(Data entries for graphics)
---------------
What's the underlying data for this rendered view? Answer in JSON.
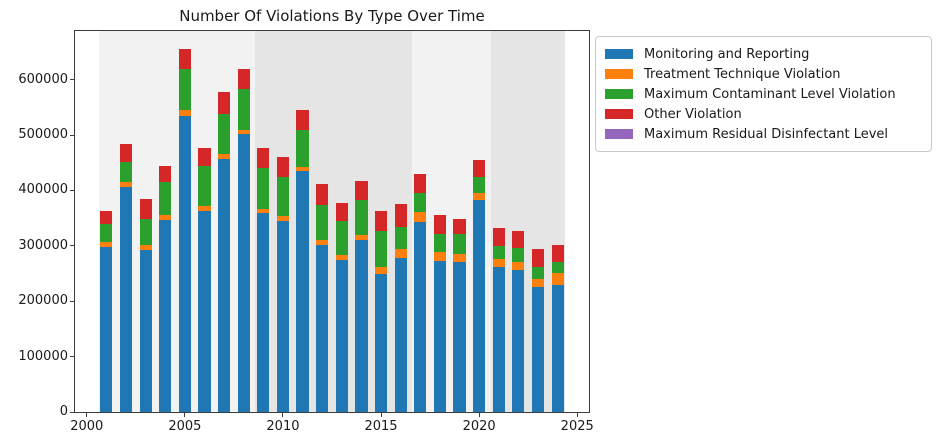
{
  "title": "Number Of Violations By Type Over Time",
  "axis": {
    "y_tick_labels": [
      "0",
      "100000",
      "200000",
      "300000",
      "400000",
      "500000",
      "600000"
    ],
    "x_tick_labels": [
      "2000",
      "2005",
      "2010",
      "2015",
      "2020",
      "2025"
    ]
  },
  "colors": {
    "monitoring_blue": "#1f77b4",
    "treatment_orange": "#ff7f0e",
    "mcl_green": "#2ca02c",
    "other_red": "#d62728",
    "mrdl_purple": "#9467bd",
    "band_light": "#f2f2f2",
    "band_dark": "#e5e5e5",
    "spine": "#3c3c3c",
    "text": "#1a1a1a"
  },
  "chart_data": {
    "type": "bar",
    "stacked": true,
    "title": "Number Of Violations By Type Over Time",
    "xlabel": "",
    "ylabel": "",
    "x": [
      2001,
      2002,
      2003,
      2004,
      2005,
      2006,
      2007,
      2008,
      2009,
      2010,
      2011,
      2012,
      2013,
      2014,
      2015,
      2016,
      2017,
      2018,
      2019,
      2020,
      2021,
      2022,
      2023,
      2024
    ],
    "series": [
      {
        "name": "Monitoring and Reporting",
        "color": "#1f77b4",
        "values": [
          297000,
          407000,
          292000,
          347000,
          534000,
          362000,
          457000,
          502000,
          359000,
          344000,
          435000,
          302000,
          275000,
          310000,
          250000,
          278000,
          343000,
          272000,
          271000,
          382000,
          261000,
          257000,
          226000,
          230000
        ]
      },
      {
        "name": "Treatment Technique Violation",
        "color": "#ff7f0e",
        "values": [
          9000,
          8000,
          9000,
          8000,
          11000,
          9000,
          9000,
          7000,
          8000,
          10000,
          8000,
          9000,
          9000,
          10000,
          11000,
          16000,
          18000,
          17000,
          15000,
          13000,
          16000,
          14000,
          14000,
          21000
        ]
      },
      {
        "name": "Maximum Contaminant Level Violation",
        "color": "#2ca02c",
        "values": [
          34000,
          36000,
          48000,
          60000,
          75000,
          73000,
          72000,
          74000,
          74000,
          71000,
          66000,
          62000,
          61000,
          62000,
          65000,
          40000,
          34000,
          33000,
          35000,
          29000,
          23000,
          25000,
          22000,
          19000
        ]
      },
      {
        "name": "Other Violation",
        "color": "#d62728",
        "values": [
          23000,
          33000,
          36000,
          30000,
          35000,
          32000,
          39000,
          36000,
          36000,
          35000,
          37000,
          39000,
          33000,
          35000,
          36000,
          41000,
          35000,
          33000,
          28000,
          31000,
          33000,
          30000,
          32000,
          32000
        ]
      },
      {
        "name": "Maximum Residual Disinfectant Level",
        "color": "#9467bd",
        "values": [
          0,
          0,
          0,
          0,
          0,
          0,
          0,
          0,
          0,
          0,
          0,
          0,
          0,
          0,
          0,
          0,
          0,
          0,
          0,
          0,
          0,
          0,
          0,
          0
        ]
      }
    ],
    "totals": [
      363000,
      484000,
      385000,
      445000,
      655000,
      476000,
      577000,
      619000,
      477000,
      460000,
      546000,
      412000,
      378000,
      417000,
      362000,
      375000,
      430000,
      355000,
      349000,
      455000,
      333000,
      326000,
      294000,
      302000
    ],
    "xticks": [
      2000,
      2005,
      2010,
      2015,
      2020,
      2025
    ],
    "yticks": [
      0,
      100000,
      200000,
      300000,
      400000,
      500000,
      600000
    ],
    "xlim": [
      1999.4,
      2025.6
    ],
    "ylim": [
      0,
      687750
    ],
    "bar_width": 0.62,
    "grid": false,
    "legend_position": "outside-right",
    "background_bands": [
      {
        "from": 2000.6,
        "to": 2008.6,
        "color": "#f2f2f2"
      },
      {
        "from": 2008.6,
        "to": 2016.6,
        "color": "#e5e5e5"
      },
      {
        "from": 2016.6,
        "to": 2020.6,
        "color": "#f2f2f2"
      },
      {
        "from": 2020.6,
        "to": 2024.4,
        "color": "#e5e5e5"
      }
    ]
  }
}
---------------
• **Exercise instructions**
For this exercise, gather every line of the data that contains the word "Violations".

• **Output for this task**
  "title": "Number Of Violations By Type Over Time",
    "title": "Number Of Violations By Type Over Time",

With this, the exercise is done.